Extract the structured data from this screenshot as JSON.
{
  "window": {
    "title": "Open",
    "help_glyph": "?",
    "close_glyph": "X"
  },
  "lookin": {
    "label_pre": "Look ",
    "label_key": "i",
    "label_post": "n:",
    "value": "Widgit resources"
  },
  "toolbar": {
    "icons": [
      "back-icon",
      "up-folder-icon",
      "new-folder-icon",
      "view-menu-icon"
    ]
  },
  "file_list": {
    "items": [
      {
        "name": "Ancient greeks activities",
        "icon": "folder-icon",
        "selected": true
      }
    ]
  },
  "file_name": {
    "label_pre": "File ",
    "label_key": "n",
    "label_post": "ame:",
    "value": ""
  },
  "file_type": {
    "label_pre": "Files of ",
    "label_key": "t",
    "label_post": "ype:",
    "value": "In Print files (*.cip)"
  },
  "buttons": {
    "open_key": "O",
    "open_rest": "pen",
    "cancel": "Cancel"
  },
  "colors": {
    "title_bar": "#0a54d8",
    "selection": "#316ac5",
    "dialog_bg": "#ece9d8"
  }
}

|---|

Directive – Print the complete listing again, exactly as it stands.

Task answer –
Extract the structured data from this screenshot as JSON.
{
  "window": {
    "title": "Open",
    "help_glyph": "?",
    "close_glyph": "X"
  },
  "lookin": {
    "label_pre": "Look ",
    "label_key": "i",
    "label_post": "n:",
    "value": "Widgit resources"
  },
  "toolbar": {
    "icons": [
      "back-icon",
      "up-folder-icon",
      "new-folder-icon",
      "view-menu-icon"
    ]
  },
  "file_list": {
    "items": [
      {
        "name": "Ancient greeks activities",
        "icon": "folder-icon",
        "selected": true
      }
    ]
  },
  "file_name": {
    "label_pre": "File ",
    "label_key": "n",
    "label_post": "ame:",
    "value": ""
  },
  "file_type": {
    "label_pre": "Files of ",
    "label_key": "t",
    "label_post": "ype:",
    "value": "In Print files (*.cip)"
  },
  "buttons": {
    "open_key": "O",
    "open_rest": "pen",
    "cancel": "Cancel"
  },
  "colors": {
    "title_bar": "#0a54d8",
    "selection": "#316ac5",
    "dialog_bg": "#ece9d8"
  }
}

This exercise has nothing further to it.